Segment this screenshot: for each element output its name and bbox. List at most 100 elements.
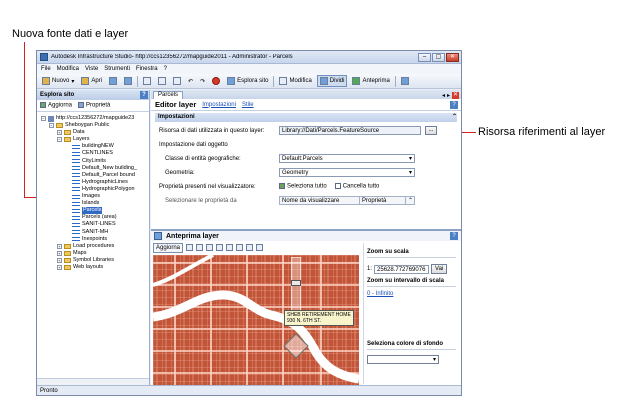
scale-input[interactable]: 25628.772769076	[374, 264, 430, 274]
scale-interval-link[interactable]: 0 - Infinito	[367, 291, 456, 297]
tree-item[interactable]: CityLimits	[41, 158, 149, 165]
open-button[interactable]: Apri	[79, 76, 104, 86]
edit-button[interactable]: Modifica	[277, 76, 313, 86]
tab-parcels[interactable]: Parcels	[153, 91, 184, 99]
col-display-name[interactable]: Nome da visualizzare	[280, 197, 360, 204]
menu-window[interactable]: Finestra	[136, 66, 158, 72]
tree-item[interactable]: − http://ccs12356272/mapguide23	[41, 115, 149, 122]
close-button[interactable]: ✕	[446, 52, 459, 62]
expand-icon[interactable]: +	[57, 243, 62, 249]
horizontal-scrollbar[interactable]	[37, 378, 149, 385]
zoom-next-icon[interactable]	[256, 244, 264, 251]
copy-button[interactable]	[156, 76, 168, 86]
save-all-button[interactable]	[122, 76, 134, 86]
paste-button[interactable]	[171, 76, 183, 86]
split-button[interactable]: Dividi	[316, 75, 348, 87]
zoom-extents-icon[interactable]	[236, 244, 244, 251]
tree-item[interactable]: SANIT-MH	[41, 229, 149, 236]
tree-item[interactable]: CENTLINES	[41, 150, 149, 157]
settings-link[interactable]: Impostazioni	[202, 102, 236, 108]
zoom-previous-icon[interactable]	[246, 244, 254, 251]
select-all-checkbox[interactable]: Seleziona tutto	[279, 183, 327, 190]
tree-item[interactable]: Islands	[41, 200, 149, 207]
tree-item[interactable]: − Layers	[41, 136, 149, 143]
help-icon	[400, 77, 409, 85]
browse-button[interactable]: ...	[425, 126, 437, 135]
zoom-rectangle-icon[interactable]	[206, 244, 214, 251]
map-view[interactable]: SHEB RETIREMENT HOME 930 N. 6TH ST.	[153, 255, 359, 385]
tree-item[interactable]: + Symbol Libraries	[41, 257, 149, 264]
collapse-icon[interactable]: −	[49, 123, 54, 129]
settings-section-header[interactable]: Impostazioni ⌃	[155, 113, 457, 122]
tree-item[interactable]: Default_New building_	[41, 165, 149, 172]
pan-icon[interactable]	[196, 244, 204, 251]
clear-all-checkbox[interactable]: Cancella tutto	[334, 183, 379, 190]
refresh-icon	[40, 102, 46, 109]
menu-view[interactable]: Viste	[85, 66, 98, 72]
tree-item[interactable]: + Web layouts	[41, 264, 149, 271]
maximize-button[interactable]: ▢	[432, 52, 445, 62]
preview-button[interactable]: Anteprima	[350, 76, 391, 86]
collapse-icon[interactable]: −	[41, 116, 46, 122]
tree-item[interactable]: SANIT-LINES	[41, 221, 149, 228]
menu-tools[interactable]: Strumenti	[104, 66, 130, 72]
tree-item-label: Inexpoints	[82, 235, 108, 242]
redo-button[interactable]: ↷	[198, 77, 207, 86]
refresh-button[interactable]: Aggiorna	[40, 102, 72, 109]
tree-item[interactable]: + Load procedures	[41, 243, 149, 250]
tree-item[interactable]: Default_Parcel bound	[41, 172, 149, 179]
tree-item[interactable]: Images	[41, 193, 149, 200]
bg-color-select[interactable]: ▾	[367, 355, 439, 364]
feature-class-select[interactable]: Default:Parcels ▾	[279, 154, 415, 163]
collapse-icon[interactable]: −	[57, 137, 62, 143]
expand-icon[interactable]: +	[57, 250, 62, 256]
help-icon[interactable]: ?	[140, 91, 148, 99]
close-tab-icon[interactable]: ✕	[452, 92, 459, 99]
site-explorer-header: Esplora sito ?	[37, 90, 149, 100]
cut-button[interactable]	[141, 76, 153, 86]
tree-item[interactable]: buildingNEW	[41, 143, 149, 150]
edit-label: Modifica	[289, 78, 312, 84]
zoom-slider-thumb[interactable]	[291, 280, 301, 286]
menu-edit[interactable]: Modifica	[57, 66, 79, 72]
tree-item[interactable]: HydrographicPolygon	[41, 186, 149, 193]
help-icon[interactable]: ?	[450, 232, 458, 240]
style-link[interactable]: Stile	[242, 102, 254, 108]
new-button[interactable]: Nuovo ▾	[40, 76, 76, 86]
tab-prev-icon[interactable]: ◂	[442, 92, 445, 99]
tree-item[interactable]: − Sheboygan Public	[41, 122, 149, 129]
sort-icon[interactable]: ⌃	[406, 197, 413, 204]
tree-item-label: Web layouts	[73, 263, 104, 270]
select-icon[interactable]	[186, 244, 194, 251]
expand-icon[interactable]: +	[57, 257, 62, 263]
map-refresh-button[interactable]: Aggiorna	[153, 242, 184, 253]
stop-button[interactable]	[210, 76, 222, 86]
tree-item-label: http://ccs12356272/mapguide23	[56, 115, 135, 121]
menu-file[interactable]: File	[41, 66, 51, 72]
menu-help[interactable]: ?	[164, 66, 167, 72]
save-button[interactable]	[107, 76, 119, 86]
tree-item[interactable]: Parcels	[41, 207, 149, 215]
zoom-slider[interactable]	[291, 257, 301, 317]
properties-button[interactable]: Proprietà	[78, 102, 110, 109]
tree-item[interactable]: + Maps	[41, 250, 149, 257]
minimize-button[interactable]: –	[418, 52, 431, 62]
expand-icon[interactable]: +	[57, 130, 62, 136]
folder-icon	[64, 250, 71, 256]
tree-item[interactable]: HydrographicLines	[41, 179, 149, 186]
help-icon[interactable]: ?	[450, 100, 458, 109]
tree-item[interactable]: Parcels (area)	[41, 214, 149, 221]
tree-item[interactable]: + Data	[41, 129, 149, 136]
col-property[interactable]: Proprietà	[360, 197, 406, 204]
expand-icon[interactable]: +	[57, 265, 62, 271]
undo-button[interactable]: ↶	[186, 77, 195, 86]
geometry-select[interactable]: Geometry ▾	[279, 168, 415, 177]
go-button[interactable]: Vai	[431, 264, 448, 274]
zoom-in-icon[interactable]	[216, 244, 224, 251]
tree-item[interactable]: Inexpoints	[41, 236, 149, 243]
help-button[interactable]	[399, 76, 411, 86]
tab-next-icon[interactable]: ▸	[447, 92, 450, 99]
zoom-out-icon[interactable]	[226, 244, 234, 251]
collapse-icon[interactable]: ⌃	[452, 113, 457, 122]
site-explorer-button[interactable]: Esplora sito	[225, 76, 270, 86]
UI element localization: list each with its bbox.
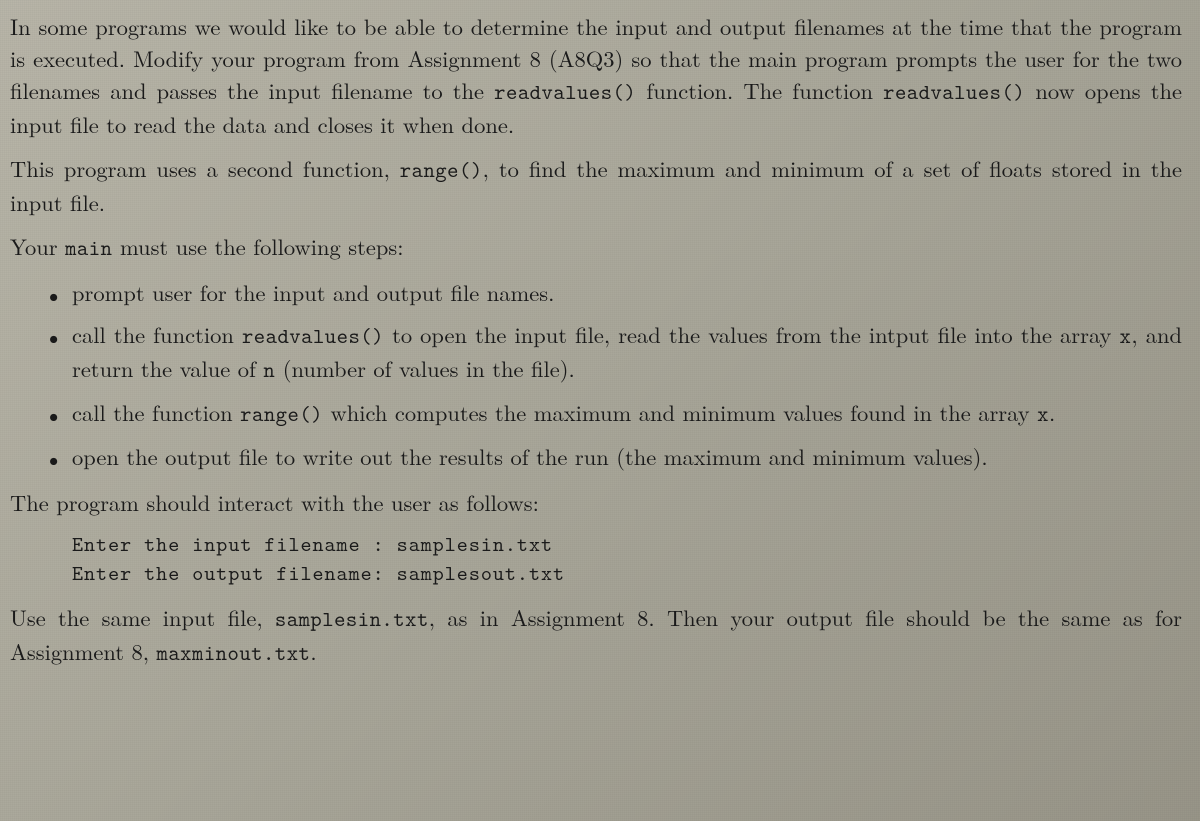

======

**OBJECTIVE**
Transcribe the lines of the listing above exactly, starting at the line that contains "264, 430, 274]" and ending at the line that contains "76, 183, 86]", both included.

**WRITTEN RESPONSE**
scale-input[interactable]: 25628.772769076	[374, 264, 430, 274]
scale-interval-link[interactable]: 0 - Infinito	[367, 291, 456, 297]
tree-item[interactable]: CityLimits	[41, 158, 149, 165]
open-button[interactable]: Apri	[79, 76, 104, 86]
edit-button[interactable]: Modifica	[277, 76, 313, 86]
tab-parcels[interactable]: Parcels	[153, 91, 184, 99]
col-display-name[interactable]: Nome da visualizzare	[280, 197, 360, 204]
menu-window[interactable]: Finestra	[136, 66, 158, 72]
tree-item[interactable]: − http://ccs12356272/mapguide23	[41, 115, 149, 122]
close-button[interactable]: ✕	[446, 52, 459, 62]
expand-icon[interactable]: +	[57, 243, 62, 249]
horizontal-scrollbar[interactable]	[37, 378, 149, 385]
zoom-next-icon[interactable]	[256, 244, 264, 251]
copy-button[interactable]	[156, 76, 168, 86]
save-all-button[interactable]	[122, 76, 134, 86]
paste-button[interactable]	[171, 76, 183, 86]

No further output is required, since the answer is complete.